● Entries with figure data:
- - -

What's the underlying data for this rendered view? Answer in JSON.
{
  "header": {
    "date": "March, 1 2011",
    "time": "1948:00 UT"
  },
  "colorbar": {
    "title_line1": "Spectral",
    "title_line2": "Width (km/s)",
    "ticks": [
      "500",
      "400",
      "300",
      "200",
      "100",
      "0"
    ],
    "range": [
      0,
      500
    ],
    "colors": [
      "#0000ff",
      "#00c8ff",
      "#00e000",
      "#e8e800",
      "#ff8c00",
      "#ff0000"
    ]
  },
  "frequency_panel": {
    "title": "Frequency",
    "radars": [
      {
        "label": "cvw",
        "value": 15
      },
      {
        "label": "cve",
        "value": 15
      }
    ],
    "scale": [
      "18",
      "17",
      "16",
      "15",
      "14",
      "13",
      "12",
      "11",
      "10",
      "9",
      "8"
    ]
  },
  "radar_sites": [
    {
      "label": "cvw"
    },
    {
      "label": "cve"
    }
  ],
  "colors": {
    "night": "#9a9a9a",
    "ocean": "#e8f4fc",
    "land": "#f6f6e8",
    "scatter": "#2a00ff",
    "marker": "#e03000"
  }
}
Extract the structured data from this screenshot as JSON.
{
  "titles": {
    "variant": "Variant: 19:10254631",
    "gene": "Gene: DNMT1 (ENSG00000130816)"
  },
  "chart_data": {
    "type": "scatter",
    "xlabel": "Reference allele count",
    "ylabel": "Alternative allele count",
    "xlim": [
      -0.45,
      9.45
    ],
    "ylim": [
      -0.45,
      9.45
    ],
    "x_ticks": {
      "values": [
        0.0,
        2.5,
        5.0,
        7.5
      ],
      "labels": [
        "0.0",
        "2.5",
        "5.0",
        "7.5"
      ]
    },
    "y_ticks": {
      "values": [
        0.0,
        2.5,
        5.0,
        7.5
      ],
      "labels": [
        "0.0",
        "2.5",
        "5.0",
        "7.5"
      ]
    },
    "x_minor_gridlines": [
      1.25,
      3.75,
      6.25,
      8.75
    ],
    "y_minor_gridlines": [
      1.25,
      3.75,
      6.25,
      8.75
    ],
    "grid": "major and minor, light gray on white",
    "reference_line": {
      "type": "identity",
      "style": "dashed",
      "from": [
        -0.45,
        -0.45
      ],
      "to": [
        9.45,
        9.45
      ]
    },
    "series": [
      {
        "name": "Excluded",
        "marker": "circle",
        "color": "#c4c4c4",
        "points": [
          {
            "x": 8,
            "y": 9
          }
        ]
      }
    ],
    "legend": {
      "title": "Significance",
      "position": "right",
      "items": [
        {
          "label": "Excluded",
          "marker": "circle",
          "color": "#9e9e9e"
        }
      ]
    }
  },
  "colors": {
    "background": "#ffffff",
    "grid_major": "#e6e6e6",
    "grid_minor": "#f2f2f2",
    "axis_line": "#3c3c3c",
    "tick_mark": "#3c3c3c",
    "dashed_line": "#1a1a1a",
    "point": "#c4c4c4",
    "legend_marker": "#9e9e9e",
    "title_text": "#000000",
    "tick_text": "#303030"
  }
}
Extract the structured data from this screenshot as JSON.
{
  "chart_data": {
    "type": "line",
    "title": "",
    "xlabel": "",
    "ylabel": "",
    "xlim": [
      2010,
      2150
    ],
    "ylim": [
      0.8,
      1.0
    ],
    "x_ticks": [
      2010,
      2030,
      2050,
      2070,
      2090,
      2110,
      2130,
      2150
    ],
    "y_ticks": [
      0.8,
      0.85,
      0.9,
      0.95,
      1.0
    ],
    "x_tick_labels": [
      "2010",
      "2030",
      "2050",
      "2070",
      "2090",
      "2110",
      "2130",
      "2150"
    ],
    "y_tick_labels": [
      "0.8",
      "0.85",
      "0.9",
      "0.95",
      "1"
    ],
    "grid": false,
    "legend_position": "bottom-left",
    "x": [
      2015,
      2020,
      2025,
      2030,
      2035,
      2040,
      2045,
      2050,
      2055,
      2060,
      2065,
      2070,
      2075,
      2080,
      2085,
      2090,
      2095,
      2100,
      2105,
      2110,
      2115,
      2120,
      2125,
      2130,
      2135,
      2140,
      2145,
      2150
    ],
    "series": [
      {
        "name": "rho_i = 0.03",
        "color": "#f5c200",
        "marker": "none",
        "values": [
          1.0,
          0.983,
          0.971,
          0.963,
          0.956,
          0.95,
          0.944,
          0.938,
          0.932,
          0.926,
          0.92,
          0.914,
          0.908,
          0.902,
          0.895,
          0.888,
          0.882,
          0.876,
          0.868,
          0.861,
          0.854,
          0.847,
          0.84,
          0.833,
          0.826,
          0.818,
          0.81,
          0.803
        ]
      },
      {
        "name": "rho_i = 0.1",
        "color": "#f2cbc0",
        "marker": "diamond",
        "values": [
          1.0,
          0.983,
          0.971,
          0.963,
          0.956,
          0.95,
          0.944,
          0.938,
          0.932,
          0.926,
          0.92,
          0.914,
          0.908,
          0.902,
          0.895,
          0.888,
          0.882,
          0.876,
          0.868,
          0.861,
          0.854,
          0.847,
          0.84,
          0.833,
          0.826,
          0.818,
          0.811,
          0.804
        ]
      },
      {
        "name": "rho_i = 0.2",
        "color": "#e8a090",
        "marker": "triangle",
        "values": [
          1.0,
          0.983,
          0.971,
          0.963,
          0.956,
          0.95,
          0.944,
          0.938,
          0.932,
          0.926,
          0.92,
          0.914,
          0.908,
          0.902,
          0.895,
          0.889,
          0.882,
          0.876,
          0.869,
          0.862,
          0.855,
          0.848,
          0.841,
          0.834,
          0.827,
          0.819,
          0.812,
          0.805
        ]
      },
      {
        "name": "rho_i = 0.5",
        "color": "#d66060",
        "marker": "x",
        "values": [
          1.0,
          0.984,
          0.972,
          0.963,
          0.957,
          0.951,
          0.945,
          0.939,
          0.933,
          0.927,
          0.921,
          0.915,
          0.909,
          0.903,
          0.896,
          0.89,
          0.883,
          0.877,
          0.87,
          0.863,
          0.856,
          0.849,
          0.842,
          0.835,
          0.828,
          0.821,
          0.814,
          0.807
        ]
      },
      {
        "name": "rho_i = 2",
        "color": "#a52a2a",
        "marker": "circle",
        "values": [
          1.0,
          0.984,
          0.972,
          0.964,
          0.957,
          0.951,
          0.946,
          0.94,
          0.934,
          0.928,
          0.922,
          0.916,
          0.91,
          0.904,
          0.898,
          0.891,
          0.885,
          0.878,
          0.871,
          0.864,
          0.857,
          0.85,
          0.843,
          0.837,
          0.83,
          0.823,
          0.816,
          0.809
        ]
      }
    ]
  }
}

- - -

● WHAT IS NEEDED: Reproduce the entire listing word for word.

● REPLY TO THE TASK:
What's the underlying data for this rendered view? Answer in JSON.
{
  "header": {
    "date": "March, 1 2011",
    "time": "1948:00 UT"
  },
  "colorbar": {
    "title_line1": "Spectral",
    "title_line2": "Width (km/s)",
    "ticks": [
      "500",
      "400",
      "300",
      "200",
      "100",
      "0"
    ],
    "range": [
      0,
      500
    ],
    "colors": [
      "#0000ff",
      "#00c8ff",
      "#00e000",
      "#e8e800",
      "#ff8c00",
      "#ff0000"
    ]
  },
  "frequency_panel": {
    "title": "Frequency",
    "radars": [
      {
        "label": "cvw",
        "value": 15
      },
      {
        "label": "cve",
        "value": 15
      }
    ],
    "scale": [
      "18",
      "17",
      "16",
      "15",
      "14",
      "13",
      "12",
      "11",
      "10",
      "9",
      "8"
    ]
  },
  "radar_sites": [
    {
      "label": "cvw"
    },
    {
      "label": "cve"
    }
  ],
  "colors": {
    "night": "#9a9a9a",
    "ocean": "#e8f4fc",
    "land": "#f6f6e8",
    "scatter": "#2a00ff",
    "marker": "#e03000"
  }
}
Extract the structured data from this screenshot as JSON.
{
  "titles": {
    "variant": "Variant: 19:10254631",
    "gene": "Gene: DNMT1 (ENSG00000130816)"
  },
  "chart_data": {
    "type": "scatter",
    "xlabel": "Reference allele count",
    "ylabel": "Alternative allele count",
    "xlim": [
      -0.45,
      9.45
    ],
    "ylim": [
      -0.45,
      9.45
    ],
    "x_ticks": {
      "values": [
        0.0,
        2.5,
        5.0,
        7.5
      ],
      "labels": [
        "0.0",
        "2.5",
        "5.0",
        "7.5"
      ]
    },
    "y_ticks": {
      "values": [
        0.0,
        2.5,
        5.0,
        7.5
      ],
      "labels": [
        "0.0",
        "2.5",
        "5.0",
        "7.5"
      ]
    },
    "x_minor_gridlines": [
      1.25,
      3.75,
      6.25,
      8.75
    ],
    "y_minor_gridlines": [
      1.25,
      3.75,
      6.25,
      8.75
    ],
    "grid": "major and minor, light gray on white",
    "reference_line": {
      "type": "identity",
      "style": "dashed",
      "from": [
        -0.45,
        -0.45
      ],
      "to": [
        9.45,
        9.45
      ]
    },
    "series": [
      {
        "name": "Excluded",
        "marker": "circle",
        "color": "#c4c4c4",
        "points": [
          {
            "x": 8,
            "y": 9
          }
        ]
      }
    ],
    "legend": {
      "title": "Significance",
      "position": "right",
      "items": [
        {
          "label": "Excluded",
          "marker": "circle",
          "color": "#9e9e9e"
        }
      ]
    }
  },
  "colors": {
    "background": "#ffffff",
    "grid_major": "#e6e6e6",
    "grid_minor": "#f2f2f2",
    "axis_line": "#3c3c3c",
    "tick_mark": "#3c3c3c",
    "dashed_line": "#1a1a1a",
    "point": "#c4c4c4",
    "legend_marker": "#9e9e9e",
    "title_text": "#000000",
    "tick_text": "#303030"
  }
}
Extract the structured data from this screenshot as JSON.
{
  "chart_data": {
    "type": "line",
    "title": "",
    "xlabel": "",
    "ylabel": "",
    "xlim": [
      2010,
      2150
    ],
    "ylim": [
      0.8,
      1.0
    ],
    "x_ticks": [
      2010,
      2030,
      2050,
      2070,
      2090,
      2110,
      2130,
      2150
    ],
    "y_ticks": [
      0.8,
      0.85,
      0.9,
      0.95,
      1.0
    ],
    "x_tick_labels": [
      "2010",
      "2030",
      "2050",
      "2070",
      "2090",
      "2110",
      "2130",
      "2150"
    ],
    "y_tick_labels": [
      "0.8",
      "0.85",
      "0.9",
      "0.95",
      "1"
    ],
    "grid": false,
    "legend_position": "bottom-left",
    "x": [
      2015,
      2020,
      2025,
      2030,
      2035,
      2040,
      2045,
      2050,
      2055,
      2060,
      2065,
      2070,
      2075,
      2080,
      2085,
      2090,
      2095,
      2100,
      2105,
      2110,
      2115,
      2120,
      2125,
      2130,
      2135,
      2140,
      2145,
      2150
    ],
    "series": [
      {
        "name": "rho_i = 0.03",
        "color": "#f5c200",
        "marker": "none",
        "values": [
          1.0,
          0.983,
          0.971,
          0.963,
          0.956,
          0.95,
          0.944,
          0.938,
          0.932,
          0.926,
          0.92,
          0.914,
          0.908,
          0.902,
          0.895,
          0.888,
          0.882,
          0.876,
          0.868,
          0.861,
          0.854,
          0.847,
          0.84,
          0.833,
          0.826,
          0.818,
          0.81,
          0.803
        ]
      },
      {
        "name": "rho_i = 0.1",
        "color": "#f2cbc0",
        "marker": "diamond",
        "values": [
          1.0,
          0.983,
          0.971,
          0.963,
          0.956,
          0.95,
          0.944,
          0.938,
          0.932,
          0.926,
          0.92,
          0.914,
          0.908,
          0.902,
          0.895,
          0.888,
          0.882,
          0.876,
          0.868,
          0.861,
          0.854,
          0.847,
          0.84,
          0.833,
          0.826,
          0.818,
          0.811,
          0.804
        ]
      },
      {
        "name": "rho_i = 0.2",
        "color": "#e8a090",
        "marker": "triangle",
        "values": [
          1.0,
          0.983,
          0.971,
          0.963,
          0.956,
          0.95,
          0.944,
          0.938,
          0.932,
          0.926,
          0.92,
          0.914,
          0.908,
          0.902,
          0.895,
          0.889,
          0.882,
          0.876,
          0.869,
          0.862,
          0.855,
          0.848,
          0.841,
          0.834,
          0.827,
          0.819,
          0.812,
          0.805
        ]
      },
      {
        "name": "rho_i = 0.5",
        "color": "#d66060",
        "marker": "x",
        "values": [
          1.0,
          0.984,
          0.972,
          0.963,
          0.957,
          0.951,
          0.945,
          0.939,
          0.933,
          0.927,
          0.921,
          0.915,
          0.909,
          0.903,
          0.896,
          0.89,
          0.883,
          0.877,
          0.87,
          0.863,
          0.856,
          0.849,
          0.842,
          0.835,
          0.828,
          0.821,
          0.814,
          0.807
        ]
      },
      {
        "name": "rho_i = 2",
        "color": "#a52a2a",
        "marker": "circle",
        "values": [
          1.0,
          0.984,
          0.972,
          0.964,
          0.957,
          0.951,
          0.946,
          0.94,
          0.934,
          0.928,
          0.922,
          0.916,
          0.91,
          0.904,
          0.898,
          0.891,
          0.885,
          0.878,
          0.871,
          0.864,
          0.857,
          0.85,
          0.843,
          0.837,
          0.83,
          0.823,
          0.816,
          0.809
        ]
      }
    ]
  }
}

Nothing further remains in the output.